[START]
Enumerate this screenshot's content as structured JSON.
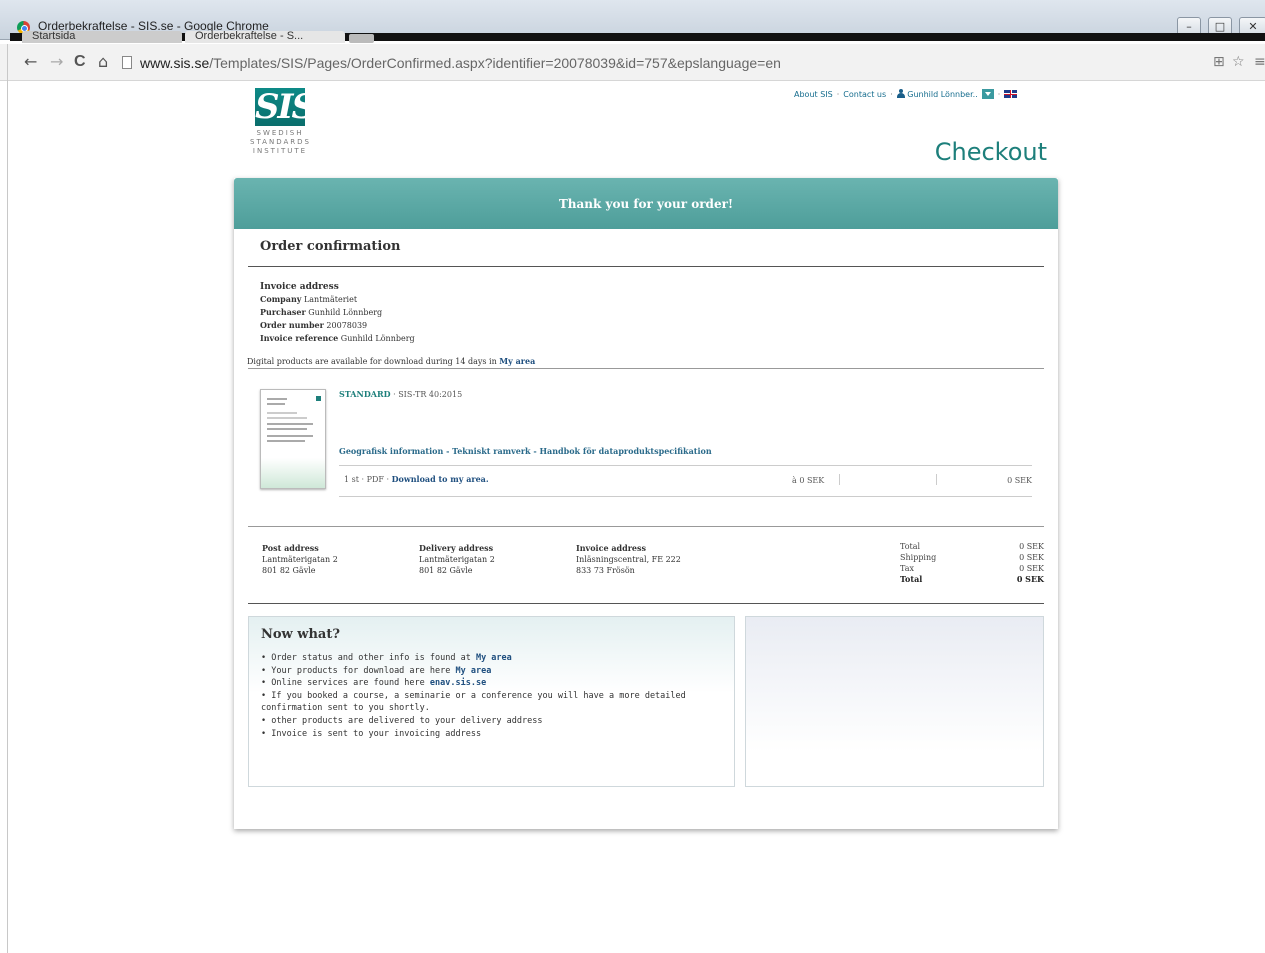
{
  "window": {
    "title": "Orderbekraftelse - SIS.se - Google Chrome"
  },
  "tabs": [
    {
      "label": "Startsida"
    },
    {
      "label": "Orderbekraftelse - S..."
    }
  ],
  "window_controls": {
    "minimize": "–",
    "maximize": "□",
    "close": "✕"
  },
  "browser": {
    "url_host": "www.sis.se",
    "url_path": "/Templates/SIS/Pages/OrderConfirmed.aspx?identifier=20078039&id=757&epslanguage=en",
    "nav": {
      "back": "←",
      "forward": "→",
      "reload": "C",
      "home": "⌂"
    },
    "right_icons": {
      "translate": "⊞",
      "star": "☆",
      "menu": "≡"
    }
  },
  "logo": {
    "mark": "SIS",
    "line1": "SWEDISH",
    "line2": "STANDARDS",
    "line3": "INSTITUTE"
  },
  "toplinks": {
    "about": "About SIS",
    "contact": "Contact us",
    "user": "Gunhild Lönnber.."
  },
  "page_title": "Checkout",
  "banner": "Thank you for your order!",
  "section_title": "Order confirmation",
  "invoice": {
    "heading": "Invoice address",
    "company_label": "Company",
    "company": "Lantmäteriet",
    "purchaser_label": "Purchaser",
    "purchaser": "Gunhild Lönnberg",
    "order_number_label": "Order number",
    "order_number": "20078039",
    "reference_label": "Invoice reference",
    "reference": "Gunhild Lönnberg"
  },
  "digital_note": {
    "text": "Digital products are available for download during 14 days in ",
    "link": "My area"
  },
  "product": {
    "type": "STANDARD",
    "code": "SIS-TR 40:2015",
    "name": "Geografisk information - Tekniskt ramverk - Handbok för dataproduktspecifikation",
    "qty_format": "1 st · PDF · ",
    "download_link": "Download to my area.",
    "unit_price": "à 0 SEK",
    "line_total": "0 SEK"
  },
  "addresses": [
    {
      "heading": "Post address",
      "line1": "Lantmäterigatan 2",
      "line2": "801 82 Gävle"
    },
    {
      "heading": "Delivery address",
      "line1": "Lantmäterigatan 2",
      "line2": "801 82 Gävle"
    },
    {
      "heading": "Invoice address",
      "line1": "Inläsningscentral, FE 222",
      "line2": "833 73 Frösön"
    }
  ],
  "totals": [
    {
      "label": "Total",
      "value": "0 SEK"
    },
    {
      "label": "Shipping",
      "value": "0 SEK"
    },
    {
      "label": "Tax",
      "value": "0 SEK"
    },
    {
      "label": "Total",
      "value": "0 SEK"
    }
  ],
  "now_what": {
    "title": "Now what?",
    "items": [
      {
        "text": "Order status and other info is found at ",
        "link": "My area"
      },
      {
        "text": "Your products for download are here ",
        "link": "My area"
      },
      {
        "text": "Online services are found here ",
        "link": "enav.sis.se"
      },
      {
        "text": "If you booked a course, a seminarie or a conference you will have a more detailed confirmation sent to you shortly.",
        "link": ""
      },
      {
        "text": "other products are delivered to your delivery address",
        "link": ""
      },
      {
        "text": "Invoice is sent to your invoicing address",
        "link": ""
      }
    ]
  },
  "colors": {
    "brand_teal": "#1d7f7b",
    "banner": "#5aa8a4",
    "link": "#1f4f7f"
  }
}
[END]
● What you have to do
Tally every line of the listing that holds the string "products", then give the number by itself.

● Completed task
3